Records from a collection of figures
********************

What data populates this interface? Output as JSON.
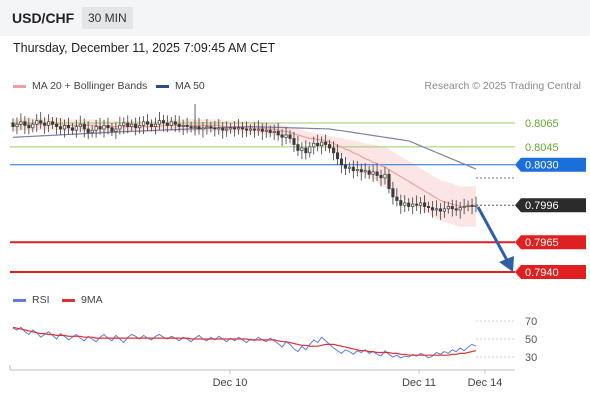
{
  "header": {
    "symbol": "USD/CHF",
    "interval": "30 MIN"
  },
  "datetime": "Thursday, December 11, 2025 7:09:45 AM CET",
  "legend": {
    "ma20": "MA 20 + Bollinger Bands",
    "ma50": "MA 50",
    "research": "Research © 2025 Trading Central",
    "rsi": "RSI",
    "ma9": "9MA"
  },
  "colors": {
    "candle": "#3b3b3b",
    "ma20": "#f0a0a0",
    "band": "#fbdcdc",
    "ma50": "#7f7faa",
    "resistance": "#9ccc65",
    "pivot": "#1a6fdb",
    "support": "#e02020",
    "current": "#2b2b2b",
    "arrow": "#2e5fa8",
    "rsi": "#5b7ee0",
    "rsi_ma": "#e03030"
  },
  "chart_data": [
    {
      "type": "candlestick",
      "title": "USD/CHF",
      "timeframe": "30 MIN",
      "x_ticks": [
        "Dec 10",
        "Dec 11",
        "Dec 14"
      ],
      "ylim": [
        0.793,
        0.809
      ],
      "levels": [
        {
          "value": 0.8065,
          "label": "0.8065",
          "kind": "resistance"
        },
        {
          "value": 0.8045,
          "label": "0.8045",
          "kind": "resistance"
        },
        {
          "value": 0.803,
          "label": "0.8030",
          "kind": "pivot"
        },
        {
          "value": 0.7996,
          "label": "0.7996",
          "kind": "current"
        },
        {
          "value": 0.7965,
          "label": "0.7965",
          "kind": "support"
        },
        {
          "value": 0.794,
          "label": "0.7940",
          "kind": "support"
        }
      ],
      "close": [
        0.8062,
        0.8064,
        0.8066,
        0.8063,
        0.8061,
        0.8064,
        0.8067,
        0.8065,
        0.8063,
        0.8066,
        0.8064,
        0.8062,
        0.806,
        0.8063,
        0.8061,
        0.8059,
        0.8062,
        0.8064,
        0.806,
        0.8057,
        0.8059,
        0.8062,
        0.806,
        0.8063,
        0.8061,
        0.8058,
        0.806,
        0.8063,
        0.8065,
        0.8062,
        0.8064,
        0.8061,
        0.8063,
        0.8066,
        0.8064,
        0.8062,
        0.8064,
        0.8067,
        0.8065,
        0.8063,
        0.8066,
        0.8064,
        0.8062,
        0.8063,
        0.8062,
        0.8061,
        0.8062,
        0.806,
        0.8061,
        0.8062,
        0.8061,
        0.806,
        0.8061,
        0.8059,
        0.806,
        0.8061,
        0.806,
        0.8061,
        0.806,
        0.8059,
        0.806,
        0.8059,
        0.806,
        0.8058,
        0.8059,
        0.8057,
        0.8058,
        0.8055,
        0.8053,
        0.8055,
        0.8052,
        0.8047,
        0.8042,
        0.8044,
        0.804,
        0.8045,
        0.8048,
        0.8046,
        0.8049,
        0.8047,
        0.8044,
        0.804,
        0.8035,
        0.803,
        0.8027,
        0.8028,
        0.8025,
        0.8026,
        0.8024,
        0.8025,
        0.8022,
        0.8024,
        0.8021,
        0.8019,
        0.8022,
        0.801,
        0.8003,
        0.8,
        0.7996,
        0.7998,
        0.7995,
        0.7997,
        0.7996,
        0.7998,
        0.7995,
        0.7994,
        0.7992,
        0.7993,
        0.7991,
        0.7993,
        0.7995,
        0.7993,
        0.7992,
        0.7994,
        0.7995,
        0.7996,
        0.7995,
        0.7996
      ],
      "ma20": [
        0.8063,
        0.8063,
        0.8064,
        0.8064,
        0.8064,
        0.8064,
        0.8064,
        0.8064,
        0.8064,
        0.8064,
        0.8064,
        0.8064,
        0.8064,
        0.8063,
        0.8063,
        0.8063,
        0.8063,
        0.8063,
        0.8063,
        0.8063,
        0.8063,
        0.8063,
        0.8062,
        0.8062,
        0.8062,
        0.8062,
        0.8062,
        0.8062,
        0.8062,
        0.8062,
        0.8062,
        0.8062,
        0.8062,
        0.8062,
        0.8062,
        0.8062,
        0.8062,
        0.8062,
        0.8063,
        0.8063,
        0.8063,
        0.8063,
        0.8063,
        0.8063,
        0.8063,
        0.8063,
        0.8063,
        0.8063,
        0.8063,
        0.8063,
        0.8063,
        0.8063,
        0.8063,
        0.8062,
        0.8062,
        0.8062,
        0.8062,
        0.8062,
        0.8061,
        0.8061,
        0.8061,
        0.8061,
        0.8061,
        0.8061,
        0.806,
        0.806,
        0.806,
        0.8059,
        0.8058,
        0.8058,
        0.8057,
        0.8056,
        0.8055,
        0.8054,
        0.8053,
        0.8052,
        0.8052,
        0.8051,
        0.8051,
        0.805,
        0.8049,
        0.8048,
        0.8046,
        0.8045,
        0.8043,
        0.8042,
        0.804,
        0.8039,
        0.8037,
        0.8035,
        0.8034,
        0.8032,
        0.8031,
        0.8029,
        0.8028,
        0.8026,
        0.8024,
        0.8022,
        0.802,
        0.8018,
        0.8016,
        0.8014,
        0.8012,
        0.801,
        0.8008,
        0.8006,
        0.8004,
        0.8002,
        0.8,
        0.7999,
        0.7998,
        0.7997,
        0.7996,
        0.7995,
        0.7995,
        0.7995,
        0.7995,
        0.7995
      ],
      "ma50_anchors": [
        [
          0,
          0.8053
        ],
        [
          30,
          0.8058
        ],
        [
          60,
          0.8062
        ],
        [
          80,
          0.806
        ],
        [
          100,
          0.805
        ],
        [
          118,
          0.8025
        ]
      ]
    },
    {
      "type": "line",
      "title": "RSI",
      "ylim": [
        20,
        80
      ],
      "y_ticks": [
        70,
        50,
        30
      ],
      "series": [
        {
          "name": "RSI",
          "values": [
            62,
            60,
            63,
            58,
            55,
            60,
            57,
            52,
            55,
            58,
            54,
            50,
            56,
            53,
            49,
            52,
            55,
            51,
            48,
            53,
            50,
            47,
            52,
            55,
            51,
            48,
            54,
            50,
            46,
            52,
            55,
            53,
            50,
            54,
            51,
            49,
            53,
            55,
            52,
            50,
            53,
            51,
            48,
            52,
            50,
            47,
            51,
            54,
            50,
            48,
            52,
            49,
            53,
            50,
            47,
            51,
            48,
            52,
            49,
            46,
            50,
            48,
            52,
            49,
            47,
            51,
            48,
            45,
            41,
            47,
            44,
            39,
            36,
            42,
            38,
            44,
            49,
            46,
            52,
            48,
            44,
            40,
            37,
            34,
            38,
            36,
            33,
            37,
            35,
            38,
            34,
            36,
            33,
            31,
            37,
            33,
            30,
            32,
            29,
            31,
            30,
            33,
            31,
            34,
            32,
            29,
            31,
            35,
            33,
            36,
            34,
            38,
            36,
            40,
            37,
            41,
            44,
            42
          ]
        },
        {
          "name": "9MA",
          "values": [
            63,
            62,
            61,
            60,
            59,
            58,
            57,
            56,
            56,
            55,
            55,
            54,
            54,
            54,
            53,
            53,
            53,
            53,
            52,
            52,
            52,
            51,
            51,
            51,
            51,
            51,
            51,
            51,
            51,
            51,
            51,
            51,
            51,
            51,
            51,
            51,
            51,
            51,
            51,
            51,
            51,
            51,
            51,
            51,
            51,
            50,
            50,
            50,
            50,
            50,
            50,
            50,
            50,
            50,
            50,
            50,
            50,
            50,
            50,
            50,
            49,
            49,
            49,
            49,
            49,
            49,
            49,
            48,
            47,
            47,
            46,
            45,
            44,
            43,
            43,
            42,
            42,
            42,
            43,
            44,
            44,
            44,
            43,
            42,
            41,
            40,
            39,
            38,
            37,
            37,
            36,
            36,
            35,
            35,
            35,
            35,
            34,
            34,
            33,
            33,
            32,
            32,
            32,
            32,
            32,
            32,
            32,
            32,
            32,
            32,
            32,
            33,
            33,
            34,
            34,
            35,
            36,
            37
          ]
        }
      ]
    }
  ]
}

********************

▶ **To do**:
Find all lines where the word "label" appears. Copy them.

▶ **Expected answer**:
          "label": "0.8065",
          "label": "0.8045",
          "label": "0.8030",
          "label": "0.7996",
          "label": "0.7965",
          "label": "0.7940",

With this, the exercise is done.